** Start of Extracted records **
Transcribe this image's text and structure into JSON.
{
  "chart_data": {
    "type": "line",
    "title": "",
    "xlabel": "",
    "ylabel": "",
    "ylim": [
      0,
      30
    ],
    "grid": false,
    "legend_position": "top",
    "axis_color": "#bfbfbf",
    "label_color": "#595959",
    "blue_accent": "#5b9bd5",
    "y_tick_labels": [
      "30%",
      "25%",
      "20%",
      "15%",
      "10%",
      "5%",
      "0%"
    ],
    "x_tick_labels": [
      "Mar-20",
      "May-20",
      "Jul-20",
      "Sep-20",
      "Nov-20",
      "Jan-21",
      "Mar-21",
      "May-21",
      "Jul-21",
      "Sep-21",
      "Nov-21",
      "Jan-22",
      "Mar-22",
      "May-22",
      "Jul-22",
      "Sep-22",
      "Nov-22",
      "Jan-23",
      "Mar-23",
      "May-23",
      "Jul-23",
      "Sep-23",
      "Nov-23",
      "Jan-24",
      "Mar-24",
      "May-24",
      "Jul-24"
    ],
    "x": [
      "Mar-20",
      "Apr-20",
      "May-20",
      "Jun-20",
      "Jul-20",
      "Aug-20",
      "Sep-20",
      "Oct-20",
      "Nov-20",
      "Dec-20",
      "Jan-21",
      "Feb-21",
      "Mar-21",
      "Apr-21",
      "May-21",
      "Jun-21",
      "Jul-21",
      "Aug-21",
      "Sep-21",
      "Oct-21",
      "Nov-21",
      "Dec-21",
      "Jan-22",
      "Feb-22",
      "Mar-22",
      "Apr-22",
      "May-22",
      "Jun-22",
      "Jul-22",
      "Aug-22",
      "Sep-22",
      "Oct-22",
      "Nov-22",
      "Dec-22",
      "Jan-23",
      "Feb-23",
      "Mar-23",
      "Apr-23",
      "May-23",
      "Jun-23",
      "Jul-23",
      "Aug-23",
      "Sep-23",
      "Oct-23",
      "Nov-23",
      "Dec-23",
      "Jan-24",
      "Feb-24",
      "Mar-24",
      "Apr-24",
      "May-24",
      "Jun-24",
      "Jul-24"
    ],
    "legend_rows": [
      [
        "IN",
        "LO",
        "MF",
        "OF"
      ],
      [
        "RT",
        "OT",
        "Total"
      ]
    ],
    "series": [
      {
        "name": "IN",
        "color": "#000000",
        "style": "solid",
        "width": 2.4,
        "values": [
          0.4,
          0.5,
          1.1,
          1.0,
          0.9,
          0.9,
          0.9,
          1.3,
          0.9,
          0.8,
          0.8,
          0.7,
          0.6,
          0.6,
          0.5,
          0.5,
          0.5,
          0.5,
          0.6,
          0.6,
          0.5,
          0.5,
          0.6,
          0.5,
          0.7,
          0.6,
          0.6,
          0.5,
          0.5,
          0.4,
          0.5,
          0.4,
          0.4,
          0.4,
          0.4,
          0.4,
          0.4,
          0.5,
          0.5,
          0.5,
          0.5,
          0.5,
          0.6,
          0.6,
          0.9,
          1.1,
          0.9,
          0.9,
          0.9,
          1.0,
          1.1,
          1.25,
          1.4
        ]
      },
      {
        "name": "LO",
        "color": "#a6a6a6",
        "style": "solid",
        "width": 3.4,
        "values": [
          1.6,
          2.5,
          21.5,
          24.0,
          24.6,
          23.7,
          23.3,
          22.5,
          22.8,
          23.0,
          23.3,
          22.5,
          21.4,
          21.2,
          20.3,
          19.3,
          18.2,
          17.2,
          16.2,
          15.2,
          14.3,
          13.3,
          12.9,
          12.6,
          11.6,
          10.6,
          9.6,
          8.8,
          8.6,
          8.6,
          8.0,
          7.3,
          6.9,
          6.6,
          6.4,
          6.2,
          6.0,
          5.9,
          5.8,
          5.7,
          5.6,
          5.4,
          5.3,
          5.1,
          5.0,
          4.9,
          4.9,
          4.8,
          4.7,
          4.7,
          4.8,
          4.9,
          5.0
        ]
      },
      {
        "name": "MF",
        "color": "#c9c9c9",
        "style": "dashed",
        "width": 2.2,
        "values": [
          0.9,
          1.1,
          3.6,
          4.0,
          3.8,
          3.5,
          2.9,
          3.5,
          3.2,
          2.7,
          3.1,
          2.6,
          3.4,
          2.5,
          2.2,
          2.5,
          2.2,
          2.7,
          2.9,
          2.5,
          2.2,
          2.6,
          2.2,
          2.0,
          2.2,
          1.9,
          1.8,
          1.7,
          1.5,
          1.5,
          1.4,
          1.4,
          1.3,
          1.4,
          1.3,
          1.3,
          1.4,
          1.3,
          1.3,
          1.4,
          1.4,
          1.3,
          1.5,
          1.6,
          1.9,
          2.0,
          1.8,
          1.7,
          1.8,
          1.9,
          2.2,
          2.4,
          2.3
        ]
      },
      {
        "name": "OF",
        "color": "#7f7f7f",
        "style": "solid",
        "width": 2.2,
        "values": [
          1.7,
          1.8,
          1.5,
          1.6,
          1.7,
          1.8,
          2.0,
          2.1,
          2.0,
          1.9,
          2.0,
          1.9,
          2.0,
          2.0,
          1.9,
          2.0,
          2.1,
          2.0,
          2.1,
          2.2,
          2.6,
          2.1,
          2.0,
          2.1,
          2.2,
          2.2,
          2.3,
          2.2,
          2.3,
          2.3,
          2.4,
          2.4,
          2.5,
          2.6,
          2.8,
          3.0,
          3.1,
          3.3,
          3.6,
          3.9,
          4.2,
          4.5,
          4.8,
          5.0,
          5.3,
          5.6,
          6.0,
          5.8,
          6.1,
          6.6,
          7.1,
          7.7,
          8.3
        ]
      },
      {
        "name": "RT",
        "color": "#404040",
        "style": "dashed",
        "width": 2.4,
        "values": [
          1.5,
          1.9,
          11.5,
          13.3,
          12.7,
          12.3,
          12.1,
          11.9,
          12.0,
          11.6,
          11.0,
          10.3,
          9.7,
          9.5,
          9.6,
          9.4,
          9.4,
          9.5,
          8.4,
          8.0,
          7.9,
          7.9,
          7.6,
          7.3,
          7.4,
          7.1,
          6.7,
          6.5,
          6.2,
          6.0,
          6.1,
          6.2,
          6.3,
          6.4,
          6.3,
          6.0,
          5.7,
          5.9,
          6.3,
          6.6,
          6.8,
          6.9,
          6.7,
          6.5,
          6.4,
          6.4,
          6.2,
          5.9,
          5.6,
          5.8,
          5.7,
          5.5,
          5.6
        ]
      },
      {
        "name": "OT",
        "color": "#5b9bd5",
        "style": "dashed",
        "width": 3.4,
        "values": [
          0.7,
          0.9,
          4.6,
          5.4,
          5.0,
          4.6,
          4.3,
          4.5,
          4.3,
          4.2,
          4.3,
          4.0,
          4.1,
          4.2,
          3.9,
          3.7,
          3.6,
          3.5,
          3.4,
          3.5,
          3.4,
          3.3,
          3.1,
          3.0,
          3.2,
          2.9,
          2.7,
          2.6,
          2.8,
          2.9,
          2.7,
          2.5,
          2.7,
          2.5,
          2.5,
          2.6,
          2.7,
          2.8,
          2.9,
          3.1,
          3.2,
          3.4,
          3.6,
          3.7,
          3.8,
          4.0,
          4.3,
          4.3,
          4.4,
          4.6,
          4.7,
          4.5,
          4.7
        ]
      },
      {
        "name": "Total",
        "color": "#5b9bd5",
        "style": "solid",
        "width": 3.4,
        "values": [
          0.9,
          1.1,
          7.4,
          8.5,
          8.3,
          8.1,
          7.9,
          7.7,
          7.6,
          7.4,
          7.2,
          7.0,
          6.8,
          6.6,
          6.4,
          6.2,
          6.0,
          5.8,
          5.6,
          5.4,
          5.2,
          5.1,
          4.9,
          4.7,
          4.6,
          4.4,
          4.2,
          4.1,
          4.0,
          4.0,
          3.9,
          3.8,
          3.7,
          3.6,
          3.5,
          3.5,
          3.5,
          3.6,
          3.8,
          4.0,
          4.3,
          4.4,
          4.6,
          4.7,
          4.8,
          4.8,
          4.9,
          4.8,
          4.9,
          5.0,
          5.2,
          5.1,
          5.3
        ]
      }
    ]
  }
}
** End of Extracted records **
◆ What is required ◆
Where a line of the entries contains the word "name", copy that line.

◆ Result ◆
        "name": "IN",
        "name": "LO",
        "name": "MF",
        "name": "OF",
        "name": "RT",
        "name": "OT",
        "name": "Total",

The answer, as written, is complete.